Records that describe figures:
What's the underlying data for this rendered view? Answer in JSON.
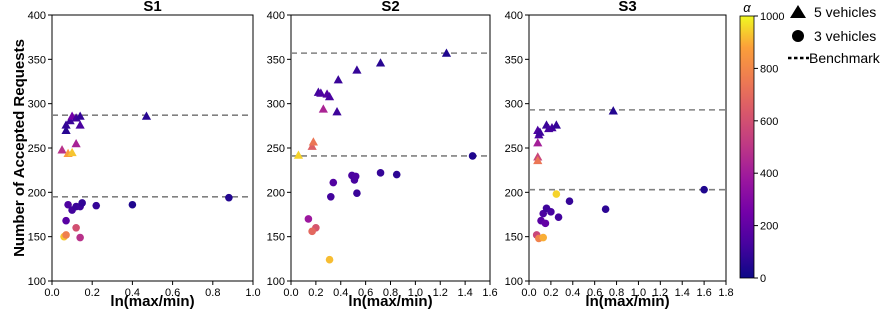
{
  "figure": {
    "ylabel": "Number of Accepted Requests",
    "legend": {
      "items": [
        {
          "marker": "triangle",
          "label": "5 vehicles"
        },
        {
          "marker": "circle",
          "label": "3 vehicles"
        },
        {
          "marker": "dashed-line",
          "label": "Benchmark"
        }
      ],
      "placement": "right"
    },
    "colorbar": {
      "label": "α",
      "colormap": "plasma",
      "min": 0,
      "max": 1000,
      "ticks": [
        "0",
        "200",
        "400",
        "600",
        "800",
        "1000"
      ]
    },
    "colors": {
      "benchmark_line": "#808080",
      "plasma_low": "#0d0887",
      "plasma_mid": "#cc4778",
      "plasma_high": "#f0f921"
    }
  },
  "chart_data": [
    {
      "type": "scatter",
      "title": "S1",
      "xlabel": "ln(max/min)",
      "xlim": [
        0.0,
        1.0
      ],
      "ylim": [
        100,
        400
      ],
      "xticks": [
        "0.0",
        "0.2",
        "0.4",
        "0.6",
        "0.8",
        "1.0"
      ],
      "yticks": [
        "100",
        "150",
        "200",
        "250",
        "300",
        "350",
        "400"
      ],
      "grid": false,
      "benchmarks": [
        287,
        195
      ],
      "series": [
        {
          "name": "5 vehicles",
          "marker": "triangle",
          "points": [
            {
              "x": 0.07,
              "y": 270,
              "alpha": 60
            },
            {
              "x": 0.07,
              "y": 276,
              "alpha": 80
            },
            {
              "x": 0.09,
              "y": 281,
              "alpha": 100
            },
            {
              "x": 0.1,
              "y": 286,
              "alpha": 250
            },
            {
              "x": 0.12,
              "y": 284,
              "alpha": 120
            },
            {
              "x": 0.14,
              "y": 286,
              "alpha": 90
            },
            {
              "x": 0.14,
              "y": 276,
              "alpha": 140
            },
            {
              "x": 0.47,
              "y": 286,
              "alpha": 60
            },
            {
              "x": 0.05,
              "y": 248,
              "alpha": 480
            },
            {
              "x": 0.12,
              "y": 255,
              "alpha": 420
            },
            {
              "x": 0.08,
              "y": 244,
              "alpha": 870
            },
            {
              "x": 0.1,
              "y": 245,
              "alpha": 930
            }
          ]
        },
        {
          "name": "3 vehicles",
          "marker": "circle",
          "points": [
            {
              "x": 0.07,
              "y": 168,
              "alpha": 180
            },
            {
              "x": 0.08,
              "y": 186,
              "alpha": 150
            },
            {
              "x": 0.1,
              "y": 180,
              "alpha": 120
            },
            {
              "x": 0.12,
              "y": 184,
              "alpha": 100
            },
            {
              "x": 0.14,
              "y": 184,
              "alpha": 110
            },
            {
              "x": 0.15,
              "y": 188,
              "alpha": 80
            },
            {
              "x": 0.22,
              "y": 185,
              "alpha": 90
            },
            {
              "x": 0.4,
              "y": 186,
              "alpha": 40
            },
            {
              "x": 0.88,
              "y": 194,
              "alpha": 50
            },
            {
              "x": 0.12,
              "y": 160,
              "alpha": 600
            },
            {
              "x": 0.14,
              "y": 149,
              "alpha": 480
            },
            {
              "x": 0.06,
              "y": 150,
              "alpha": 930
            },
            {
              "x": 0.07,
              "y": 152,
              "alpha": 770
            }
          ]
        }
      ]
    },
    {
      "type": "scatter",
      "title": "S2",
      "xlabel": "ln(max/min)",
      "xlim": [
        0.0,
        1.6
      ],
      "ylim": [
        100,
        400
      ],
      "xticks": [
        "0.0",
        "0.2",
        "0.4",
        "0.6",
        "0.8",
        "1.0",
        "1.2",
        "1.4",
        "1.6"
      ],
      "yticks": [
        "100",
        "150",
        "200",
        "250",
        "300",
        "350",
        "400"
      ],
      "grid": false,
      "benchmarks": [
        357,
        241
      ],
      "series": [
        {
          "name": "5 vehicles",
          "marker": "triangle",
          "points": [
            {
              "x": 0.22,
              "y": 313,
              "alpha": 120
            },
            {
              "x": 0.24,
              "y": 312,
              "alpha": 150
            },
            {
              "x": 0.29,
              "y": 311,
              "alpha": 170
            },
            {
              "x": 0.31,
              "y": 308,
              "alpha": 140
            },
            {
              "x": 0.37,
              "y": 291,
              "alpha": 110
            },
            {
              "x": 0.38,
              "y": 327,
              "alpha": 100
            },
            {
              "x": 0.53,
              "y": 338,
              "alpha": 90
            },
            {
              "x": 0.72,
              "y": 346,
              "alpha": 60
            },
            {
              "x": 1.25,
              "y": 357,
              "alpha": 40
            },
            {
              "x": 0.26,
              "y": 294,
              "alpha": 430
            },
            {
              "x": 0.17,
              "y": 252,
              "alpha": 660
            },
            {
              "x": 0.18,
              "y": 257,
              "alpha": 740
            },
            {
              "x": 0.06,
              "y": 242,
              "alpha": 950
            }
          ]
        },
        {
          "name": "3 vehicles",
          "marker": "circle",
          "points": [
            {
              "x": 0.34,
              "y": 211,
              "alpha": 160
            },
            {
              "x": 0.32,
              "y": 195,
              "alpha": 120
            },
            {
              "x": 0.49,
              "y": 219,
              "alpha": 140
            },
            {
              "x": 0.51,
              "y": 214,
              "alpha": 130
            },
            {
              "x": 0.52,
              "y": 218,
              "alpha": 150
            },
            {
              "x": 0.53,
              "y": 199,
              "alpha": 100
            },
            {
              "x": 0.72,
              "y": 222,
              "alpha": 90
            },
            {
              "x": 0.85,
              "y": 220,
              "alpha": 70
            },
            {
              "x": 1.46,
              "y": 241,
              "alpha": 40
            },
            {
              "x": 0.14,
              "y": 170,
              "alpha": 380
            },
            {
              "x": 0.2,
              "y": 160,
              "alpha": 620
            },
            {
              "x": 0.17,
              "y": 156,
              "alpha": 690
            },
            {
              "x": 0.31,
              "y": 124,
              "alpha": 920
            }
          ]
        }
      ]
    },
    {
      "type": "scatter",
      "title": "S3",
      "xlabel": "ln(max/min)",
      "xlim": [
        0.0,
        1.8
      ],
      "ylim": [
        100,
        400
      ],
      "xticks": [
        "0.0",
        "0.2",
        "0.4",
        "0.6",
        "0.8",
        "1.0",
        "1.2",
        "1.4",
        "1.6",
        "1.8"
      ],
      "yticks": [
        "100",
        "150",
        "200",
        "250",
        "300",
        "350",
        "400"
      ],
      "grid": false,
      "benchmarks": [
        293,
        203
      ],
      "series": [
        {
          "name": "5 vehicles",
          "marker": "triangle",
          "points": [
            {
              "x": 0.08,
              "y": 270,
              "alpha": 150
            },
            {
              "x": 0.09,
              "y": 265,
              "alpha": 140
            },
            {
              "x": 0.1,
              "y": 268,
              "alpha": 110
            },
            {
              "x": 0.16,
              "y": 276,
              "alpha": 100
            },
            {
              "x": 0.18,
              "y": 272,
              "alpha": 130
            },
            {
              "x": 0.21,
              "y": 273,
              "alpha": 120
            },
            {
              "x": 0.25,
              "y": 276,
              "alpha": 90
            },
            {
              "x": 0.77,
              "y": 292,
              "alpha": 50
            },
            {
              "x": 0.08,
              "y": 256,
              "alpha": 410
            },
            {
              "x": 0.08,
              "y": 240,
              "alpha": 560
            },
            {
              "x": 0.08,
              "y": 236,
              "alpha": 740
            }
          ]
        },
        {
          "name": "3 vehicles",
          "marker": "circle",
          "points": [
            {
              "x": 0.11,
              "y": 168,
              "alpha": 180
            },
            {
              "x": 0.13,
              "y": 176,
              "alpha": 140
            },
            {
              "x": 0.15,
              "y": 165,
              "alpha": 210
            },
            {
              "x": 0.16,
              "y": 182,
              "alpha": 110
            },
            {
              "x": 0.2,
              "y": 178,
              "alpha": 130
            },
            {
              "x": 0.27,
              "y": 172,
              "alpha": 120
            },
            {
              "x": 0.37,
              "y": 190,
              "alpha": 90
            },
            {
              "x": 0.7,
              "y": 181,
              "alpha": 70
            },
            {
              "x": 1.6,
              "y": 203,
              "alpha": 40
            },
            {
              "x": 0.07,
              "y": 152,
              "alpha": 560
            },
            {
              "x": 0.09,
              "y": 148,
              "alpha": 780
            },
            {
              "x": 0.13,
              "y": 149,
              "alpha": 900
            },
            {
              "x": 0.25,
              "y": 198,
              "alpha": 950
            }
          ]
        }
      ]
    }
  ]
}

==

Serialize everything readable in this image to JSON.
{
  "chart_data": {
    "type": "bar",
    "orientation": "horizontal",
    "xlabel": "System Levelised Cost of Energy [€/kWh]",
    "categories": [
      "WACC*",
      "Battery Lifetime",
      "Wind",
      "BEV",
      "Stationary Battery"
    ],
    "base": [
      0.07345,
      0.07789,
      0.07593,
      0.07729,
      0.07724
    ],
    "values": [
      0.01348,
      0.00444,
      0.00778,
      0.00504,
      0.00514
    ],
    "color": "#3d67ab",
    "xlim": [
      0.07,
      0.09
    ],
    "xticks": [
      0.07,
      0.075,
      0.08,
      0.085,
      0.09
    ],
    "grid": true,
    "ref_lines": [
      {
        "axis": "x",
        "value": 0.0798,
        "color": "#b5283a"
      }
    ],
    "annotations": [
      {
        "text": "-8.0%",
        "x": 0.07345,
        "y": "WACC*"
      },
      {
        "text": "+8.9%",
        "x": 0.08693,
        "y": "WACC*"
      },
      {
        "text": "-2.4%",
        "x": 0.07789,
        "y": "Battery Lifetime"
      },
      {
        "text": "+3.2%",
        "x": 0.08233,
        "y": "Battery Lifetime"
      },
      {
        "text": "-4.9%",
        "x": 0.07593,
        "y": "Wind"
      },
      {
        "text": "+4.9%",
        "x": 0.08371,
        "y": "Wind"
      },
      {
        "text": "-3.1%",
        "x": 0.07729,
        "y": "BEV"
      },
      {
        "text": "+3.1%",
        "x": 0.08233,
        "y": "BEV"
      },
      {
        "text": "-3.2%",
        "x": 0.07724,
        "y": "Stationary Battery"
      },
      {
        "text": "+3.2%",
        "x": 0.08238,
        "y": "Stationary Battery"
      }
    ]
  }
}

* * *

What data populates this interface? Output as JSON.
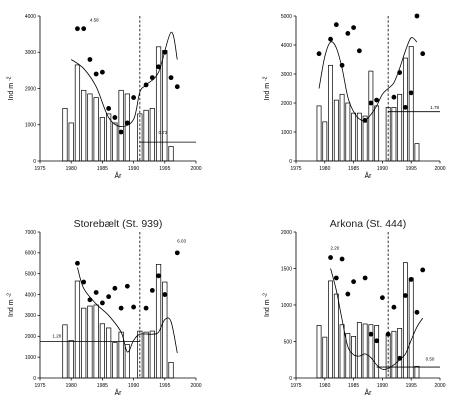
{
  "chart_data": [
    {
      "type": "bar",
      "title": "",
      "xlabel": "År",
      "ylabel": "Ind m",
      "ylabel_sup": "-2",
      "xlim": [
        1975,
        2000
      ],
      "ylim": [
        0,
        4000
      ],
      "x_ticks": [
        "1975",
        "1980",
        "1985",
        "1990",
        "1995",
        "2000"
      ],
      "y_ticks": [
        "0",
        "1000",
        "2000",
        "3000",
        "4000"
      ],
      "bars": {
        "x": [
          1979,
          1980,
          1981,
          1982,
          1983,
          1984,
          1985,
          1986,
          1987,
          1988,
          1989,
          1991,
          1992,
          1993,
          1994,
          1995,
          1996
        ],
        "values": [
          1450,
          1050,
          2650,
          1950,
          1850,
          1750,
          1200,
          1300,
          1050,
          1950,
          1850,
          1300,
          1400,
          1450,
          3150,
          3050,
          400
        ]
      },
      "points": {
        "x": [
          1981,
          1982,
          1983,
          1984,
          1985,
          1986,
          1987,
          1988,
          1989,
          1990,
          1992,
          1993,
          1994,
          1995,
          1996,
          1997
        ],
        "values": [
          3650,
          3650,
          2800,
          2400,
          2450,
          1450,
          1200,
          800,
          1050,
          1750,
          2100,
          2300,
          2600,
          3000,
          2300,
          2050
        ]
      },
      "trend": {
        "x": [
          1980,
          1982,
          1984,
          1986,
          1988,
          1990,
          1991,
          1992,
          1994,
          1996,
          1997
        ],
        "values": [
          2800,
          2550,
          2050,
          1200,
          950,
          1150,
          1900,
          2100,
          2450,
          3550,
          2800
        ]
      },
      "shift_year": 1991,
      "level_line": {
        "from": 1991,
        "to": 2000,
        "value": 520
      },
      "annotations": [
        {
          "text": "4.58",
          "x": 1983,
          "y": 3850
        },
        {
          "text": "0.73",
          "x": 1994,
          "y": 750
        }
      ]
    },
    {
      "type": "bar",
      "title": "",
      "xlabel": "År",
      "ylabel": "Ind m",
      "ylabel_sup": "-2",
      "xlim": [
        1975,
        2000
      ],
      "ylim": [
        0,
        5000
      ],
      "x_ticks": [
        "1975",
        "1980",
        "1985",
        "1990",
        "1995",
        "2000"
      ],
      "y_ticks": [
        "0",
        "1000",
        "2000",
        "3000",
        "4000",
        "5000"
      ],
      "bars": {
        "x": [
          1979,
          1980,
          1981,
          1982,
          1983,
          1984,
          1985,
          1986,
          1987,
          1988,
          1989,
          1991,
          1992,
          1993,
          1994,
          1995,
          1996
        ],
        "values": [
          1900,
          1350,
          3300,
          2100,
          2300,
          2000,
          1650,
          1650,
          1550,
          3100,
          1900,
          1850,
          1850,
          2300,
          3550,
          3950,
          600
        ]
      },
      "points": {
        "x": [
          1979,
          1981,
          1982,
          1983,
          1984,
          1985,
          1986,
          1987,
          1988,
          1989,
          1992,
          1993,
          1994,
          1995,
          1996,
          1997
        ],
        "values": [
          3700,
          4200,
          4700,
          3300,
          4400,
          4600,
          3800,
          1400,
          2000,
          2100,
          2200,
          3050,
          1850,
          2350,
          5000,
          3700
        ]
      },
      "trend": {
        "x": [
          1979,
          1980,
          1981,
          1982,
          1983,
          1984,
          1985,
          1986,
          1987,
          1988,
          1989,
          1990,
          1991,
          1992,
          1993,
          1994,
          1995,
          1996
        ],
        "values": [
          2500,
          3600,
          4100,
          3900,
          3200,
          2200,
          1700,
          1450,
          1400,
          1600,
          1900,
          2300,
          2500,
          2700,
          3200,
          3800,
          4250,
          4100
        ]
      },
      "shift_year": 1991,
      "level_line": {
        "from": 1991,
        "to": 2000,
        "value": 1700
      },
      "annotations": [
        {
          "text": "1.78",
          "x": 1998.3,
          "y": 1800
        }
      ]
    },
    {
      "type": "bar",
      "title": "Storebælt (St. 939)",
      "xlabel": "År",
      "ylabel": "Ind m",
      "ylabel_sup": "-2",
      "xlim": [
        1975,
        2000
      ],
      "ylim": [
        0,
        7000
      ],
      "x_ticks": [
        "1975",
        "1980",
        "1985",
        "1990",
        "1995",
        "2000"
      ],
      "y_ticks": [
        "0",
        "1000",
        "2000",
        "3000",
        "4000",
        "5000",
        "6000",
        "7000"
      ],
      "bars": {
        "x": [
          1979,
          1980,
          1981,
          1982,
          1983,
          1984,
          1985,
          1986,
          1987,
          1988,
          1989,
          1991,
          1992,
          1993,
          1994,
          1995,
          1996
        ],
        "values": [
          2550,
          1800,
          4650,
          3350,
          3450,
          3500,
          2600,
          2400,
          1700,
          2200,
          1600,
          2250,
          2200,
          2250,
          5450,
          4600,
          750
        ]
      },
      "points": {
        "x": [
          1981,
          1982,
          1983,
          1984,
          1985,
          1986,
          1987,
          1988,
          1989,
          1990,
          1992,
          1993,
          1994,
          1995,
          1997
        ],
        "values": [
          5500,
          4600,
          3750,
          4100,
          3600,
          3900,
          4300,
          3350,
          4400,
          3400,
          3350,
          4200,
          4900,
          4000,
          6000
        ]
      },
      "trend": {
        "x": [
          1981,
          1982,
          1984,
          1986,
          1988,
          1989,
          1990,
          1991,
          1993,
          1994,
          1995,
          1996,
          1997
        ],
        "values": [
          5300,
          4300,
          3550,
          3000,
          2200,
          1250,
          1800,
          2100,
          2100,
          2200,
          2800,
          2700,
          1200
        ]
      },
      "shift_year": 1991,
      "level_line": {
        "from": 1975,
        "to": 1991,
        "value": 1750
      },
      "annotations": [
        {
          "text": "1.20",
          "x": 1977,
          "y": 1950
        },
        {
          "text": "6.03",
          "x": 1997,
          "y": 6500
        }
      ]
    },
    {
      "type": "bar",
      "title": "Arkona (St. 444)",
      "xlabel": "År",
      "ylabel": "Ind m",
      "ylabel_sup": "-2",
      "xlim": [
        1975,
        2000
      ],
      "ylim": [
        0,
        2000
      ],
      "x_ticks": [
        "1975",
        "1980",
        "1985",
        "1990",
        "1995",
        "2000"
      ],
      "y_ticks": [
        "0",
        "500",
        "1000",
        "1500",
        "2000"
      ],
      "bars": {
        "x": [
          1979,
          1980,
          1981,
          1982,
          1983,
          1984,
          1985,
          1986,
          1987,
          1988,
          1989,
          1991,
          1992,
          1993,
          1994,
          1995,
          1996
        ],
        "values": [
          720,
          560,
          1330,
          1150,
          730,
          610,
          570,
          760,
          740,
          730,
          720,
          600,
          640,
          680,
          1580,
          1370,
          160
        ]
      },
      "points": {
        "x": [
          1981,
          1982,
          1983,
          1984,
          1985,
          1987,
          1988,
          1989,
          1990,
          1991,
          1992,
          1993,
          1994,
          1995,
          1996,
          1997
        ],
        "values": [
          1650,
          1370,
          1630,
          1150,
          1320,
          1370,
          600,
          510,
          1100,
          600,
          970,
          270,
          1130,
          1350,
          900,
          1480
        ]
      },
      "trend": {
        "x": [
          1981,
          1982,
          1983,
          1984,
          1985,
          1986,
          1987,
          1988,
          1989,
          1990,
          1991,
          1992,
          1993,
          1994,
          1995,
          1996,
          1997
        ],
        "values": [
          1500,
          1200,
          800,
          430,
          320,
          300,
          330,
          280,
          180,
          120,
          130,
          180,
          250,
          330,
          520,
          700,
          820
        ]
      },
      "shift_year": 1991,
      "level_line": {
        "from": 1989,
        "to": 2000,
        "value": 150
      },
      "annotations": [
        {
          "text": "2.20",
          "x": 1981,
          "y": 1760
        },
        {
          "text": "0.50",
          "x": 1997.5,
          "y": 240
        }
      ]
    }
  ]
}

Exercise directions:
How many lines in the listing above contain "title"? Answer with the number alone.

Exercise response:
7